# WHAT IS ASKED
From the listing below, pull out every line where the string "type" appears.

═══

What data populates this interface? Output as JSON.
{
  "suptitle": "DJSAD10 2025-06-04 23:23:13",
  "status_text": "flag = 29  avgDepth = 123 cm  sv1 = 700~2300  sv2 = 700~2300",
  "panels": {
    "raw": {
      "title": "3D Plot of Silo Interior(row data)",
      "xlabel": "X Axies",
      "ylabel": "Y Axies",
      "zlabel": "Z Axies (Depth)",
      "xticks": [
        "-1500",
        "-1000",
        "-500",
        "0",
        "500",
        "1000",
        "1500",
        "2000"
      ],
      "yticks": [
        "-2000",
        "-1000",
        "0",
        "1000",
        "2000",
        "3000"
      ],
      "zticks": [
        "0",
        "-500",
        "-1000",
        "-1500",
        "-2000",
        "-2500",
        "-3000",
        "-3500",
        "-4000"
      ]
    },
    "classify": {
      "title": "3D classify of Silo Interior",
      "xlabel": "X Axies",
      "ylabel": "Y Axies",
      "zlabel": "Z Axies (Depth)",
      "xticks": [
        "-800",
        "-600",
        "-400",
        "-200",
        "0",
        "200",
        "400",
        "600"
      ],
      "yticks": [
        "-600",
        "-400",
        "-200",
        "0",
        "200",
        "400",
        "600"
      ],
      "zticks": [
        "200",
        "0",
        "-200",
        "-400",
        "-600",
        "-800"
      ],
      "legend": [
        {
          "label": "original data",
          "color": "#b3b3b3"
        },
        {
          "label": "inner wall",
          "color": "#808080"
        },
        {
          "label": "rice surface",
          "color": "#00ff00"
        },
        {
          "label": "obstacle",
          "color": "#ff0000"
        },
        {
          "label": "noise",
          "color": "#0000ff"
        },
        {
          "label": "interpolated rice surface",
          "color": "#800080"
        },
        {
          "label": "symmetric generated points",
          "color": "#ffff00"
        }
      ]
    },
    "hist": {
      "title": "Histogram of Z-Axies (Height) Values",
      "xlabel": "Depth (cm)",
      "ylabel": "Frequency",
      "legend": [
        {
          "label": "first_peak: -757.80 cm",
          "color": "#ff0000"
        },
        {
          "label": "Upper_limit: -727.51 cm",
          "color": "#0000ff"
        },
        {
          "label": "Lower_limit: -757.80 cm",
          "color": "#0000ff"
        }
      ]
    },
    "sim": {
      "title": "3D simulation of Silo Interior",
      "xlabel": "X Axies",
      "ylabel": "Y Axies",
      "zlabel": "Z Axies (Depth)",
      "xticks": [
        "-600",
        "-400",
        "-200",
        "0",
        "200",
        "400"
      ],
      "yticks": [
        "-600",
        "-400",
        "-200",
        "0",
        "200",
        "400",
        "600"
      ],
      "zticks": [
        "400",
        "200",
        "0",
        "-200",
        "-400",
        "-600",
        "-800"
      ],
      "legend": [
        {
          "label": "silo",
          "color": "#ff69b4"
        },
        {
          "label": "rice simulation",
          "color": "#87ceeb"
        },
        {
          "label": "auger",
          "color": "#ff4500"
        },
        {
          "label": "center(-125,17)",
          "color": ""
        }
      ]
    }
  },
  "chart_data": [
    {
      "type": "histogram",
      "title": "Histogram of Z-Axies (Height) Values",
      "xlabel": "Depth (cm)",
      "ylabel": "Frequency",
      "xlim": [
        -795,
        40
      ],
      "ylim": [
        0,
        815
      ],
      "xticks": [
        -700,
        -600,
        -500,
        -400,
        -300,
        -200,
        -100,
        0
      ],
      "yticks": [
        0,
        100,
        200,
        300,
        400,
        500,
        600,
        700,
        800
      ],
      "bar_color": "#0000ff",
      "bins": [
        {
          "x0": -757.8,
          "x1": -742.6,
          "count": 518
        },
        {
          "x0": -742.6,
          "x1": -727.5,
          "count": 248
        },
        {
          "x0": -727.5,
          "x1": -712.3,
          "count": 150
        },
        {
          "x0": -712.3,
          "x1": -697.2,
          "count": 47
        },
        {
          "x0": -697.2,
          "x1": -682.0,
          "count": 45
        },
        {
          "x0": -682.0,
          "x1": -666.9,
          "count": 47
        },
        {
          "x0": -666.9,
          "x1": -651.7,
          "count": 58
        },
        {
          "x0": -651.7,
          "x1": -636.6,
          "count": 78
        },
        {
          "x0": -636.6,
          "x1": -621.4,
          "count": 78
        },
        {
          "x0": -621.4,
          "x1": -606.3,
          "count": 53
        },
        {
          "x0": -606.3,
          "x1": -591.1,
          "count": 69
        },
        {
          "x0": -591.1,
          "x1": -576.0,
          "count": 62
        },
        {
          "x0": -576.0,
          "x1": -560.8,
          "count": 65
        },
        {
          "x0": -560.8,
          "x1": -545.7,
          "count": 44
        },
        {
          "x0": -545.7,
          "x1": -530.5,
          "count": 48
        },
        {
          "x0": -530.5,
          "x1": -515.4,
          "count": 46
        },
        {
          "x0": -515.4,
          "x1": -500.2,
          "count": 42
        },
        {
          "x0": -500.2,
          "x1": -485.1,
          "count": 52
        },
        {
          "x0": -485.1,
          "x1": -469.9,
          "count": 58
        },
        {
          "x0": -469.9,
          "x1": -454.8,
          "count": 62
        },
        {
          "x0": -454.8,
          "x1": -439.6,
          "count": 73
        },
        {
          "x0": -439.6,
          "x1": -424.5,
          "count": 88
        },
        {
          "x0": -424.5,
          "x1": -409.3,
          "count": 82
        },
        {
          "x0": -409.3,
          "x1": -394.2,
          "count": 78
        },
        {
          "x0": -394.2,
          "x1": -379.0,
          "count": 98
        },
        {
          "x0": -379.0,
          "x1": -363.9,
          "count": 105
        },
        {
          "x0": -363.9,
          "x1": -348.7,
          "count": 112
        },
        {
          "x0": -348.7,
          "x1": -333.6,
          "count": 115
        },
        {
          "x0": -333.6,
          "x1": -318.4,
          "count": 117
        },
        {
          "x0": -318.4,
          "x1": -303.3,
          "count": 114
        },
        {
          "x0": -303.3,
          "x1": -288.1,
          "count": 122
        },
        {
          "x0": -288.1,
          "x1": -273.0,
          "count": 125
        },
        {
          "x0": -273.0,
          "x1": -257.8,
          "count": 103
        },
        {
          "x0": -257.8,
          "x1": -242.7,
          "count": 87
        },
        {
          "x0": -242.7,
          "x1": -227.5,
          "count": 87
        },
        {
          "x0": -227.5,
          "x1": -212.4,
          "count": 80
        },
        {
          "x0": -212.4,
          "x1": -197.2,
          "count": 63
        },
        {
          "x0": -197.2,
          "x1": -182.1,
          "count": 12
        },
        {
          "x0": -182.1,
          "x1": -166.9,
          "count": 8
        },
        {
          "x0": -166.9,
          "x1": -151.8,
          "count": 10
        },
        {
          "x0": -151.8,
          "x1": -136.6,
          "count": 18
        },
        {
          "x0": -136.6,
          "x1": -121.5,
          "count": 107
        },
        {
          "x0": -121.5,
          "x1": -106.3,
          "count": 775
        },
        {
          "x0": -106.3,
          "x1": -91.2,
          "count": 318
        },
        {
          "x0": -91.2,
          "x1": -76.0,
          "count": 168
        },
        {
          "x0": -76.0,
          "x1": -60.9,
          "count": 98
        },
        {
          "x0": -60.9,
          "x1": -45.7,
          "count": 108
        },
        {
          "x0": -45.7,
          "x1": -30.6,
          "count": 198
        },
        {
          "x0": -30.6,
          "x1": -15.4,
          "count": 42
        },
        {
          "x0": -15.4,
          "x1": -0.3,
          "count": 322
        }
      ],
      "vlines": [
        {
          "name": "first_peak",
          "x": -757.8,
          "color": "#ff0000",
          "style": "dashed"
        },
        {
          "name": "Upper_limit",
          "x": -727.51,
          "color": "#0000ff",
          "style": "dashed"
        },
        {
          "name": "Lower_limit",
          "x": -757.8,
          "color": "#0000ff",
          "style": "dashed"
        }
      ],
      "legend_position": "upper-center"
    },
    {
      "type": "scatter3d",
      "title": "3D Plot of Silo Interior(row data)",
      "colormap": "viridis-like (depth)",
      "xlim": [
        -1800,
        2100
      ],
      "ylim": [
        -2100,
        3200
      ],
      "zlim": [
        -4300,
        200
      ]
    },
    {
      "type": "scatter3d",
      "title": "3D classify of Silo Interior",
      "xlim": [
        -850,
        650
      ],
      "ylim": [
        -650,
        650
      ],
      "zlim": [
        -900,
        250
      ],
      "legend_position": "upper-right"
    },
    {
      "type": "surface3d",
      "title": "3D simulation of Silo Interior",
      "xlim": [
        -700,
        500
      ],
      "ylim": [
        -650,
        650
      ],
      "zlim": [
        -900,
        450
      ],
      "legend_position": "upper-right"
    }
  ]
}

═══

# WRITTEN RESPONSE
      "type": "histogram",
      "type": "scatter3d",
      "type": "scatter3d",
      "type": "surface3d",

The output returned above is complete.